### YOUR OBJECTIVE
Restate the records in their entirety, word for word.

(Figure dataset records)

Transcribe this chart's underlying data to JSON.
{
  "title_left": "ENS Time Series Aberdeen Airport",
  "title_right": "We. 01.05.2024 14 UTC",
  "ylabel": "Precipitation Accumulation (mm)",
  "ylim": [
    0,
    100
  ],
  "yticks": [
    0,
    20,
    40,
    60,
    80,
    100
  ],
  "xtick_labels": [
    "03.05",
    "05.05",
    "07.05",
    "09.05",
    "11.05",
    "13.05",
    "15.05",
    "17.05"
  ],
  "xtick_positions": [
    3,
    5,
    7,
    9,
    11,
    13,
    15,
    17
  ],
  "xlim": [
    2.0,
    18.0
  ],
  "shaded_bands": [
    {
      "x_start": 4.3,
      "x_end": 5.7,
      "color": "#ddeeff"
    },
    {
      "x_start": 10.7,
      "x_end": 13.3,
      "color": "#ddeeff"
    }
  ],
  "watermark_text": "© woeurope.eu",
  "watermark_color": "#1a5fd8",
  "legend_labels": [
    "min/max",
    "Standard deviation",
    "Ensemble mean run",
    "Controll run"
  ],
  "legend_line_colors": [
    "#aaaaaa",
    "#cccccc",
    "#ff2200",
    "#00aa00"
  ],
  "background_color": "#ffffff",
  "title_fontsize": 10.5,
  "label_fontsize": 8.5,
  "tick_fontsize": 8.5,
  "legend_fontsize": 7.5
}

### RESPONSE
Transcribe this chart's underlying data to JSON.
{
  "title_left": "ENS Time Series Aberdeen Airport",
  "title_right": "We. 01.05.2024 14 UTC",
  "ylabel": "Precipitation Accumulation (mm)",
  "ylim": [
    0,
    100
  ],
  "yticks": [
    0,
    20,
    40,
    60,
    80,
    100
  ],
  "xtick_labels": [
    "03.05",
    "05.05",
    "07.05",
    "09.05",
    "11.05",
    "13.05",
    "15.05",
    "17.05"
  ],
  "xtick_positions": [
    3,
    5,
    7,
    9,
    11,
    13,
    15,
    17
  ],
  "xlim": [
    2.0,
    18.0
  ],
  "shaded_bands": [
    {
      "x_start": 4.3,
      "x_end": 5.7,
      "color": "#ddeeff"
    },
    {
      "x_start": 10.7,
      "x_end": 13.3,
      "color": "#ddeeff"
    }
  ],
  "watermark_text": "© woeurope.eu",
  "watermark_color": "#1a5fd8",
  "legend_labels": [
    "min/max",
    "Standard deviation",
    "Ensemble mean run",
    "Controll run"
  ],
  "legend_line_colors": [
    "#aaaaaa",
    "#cccccc",
    "#ff2200",
    "#00aa00"
  ],
  "background_color": "#ffffff",
  "title_fontsize": 10.5,
  "label_fontsize": 8.5,
  "tick_fontsize": 8.5,
  "legend_fontsize": 7.5
}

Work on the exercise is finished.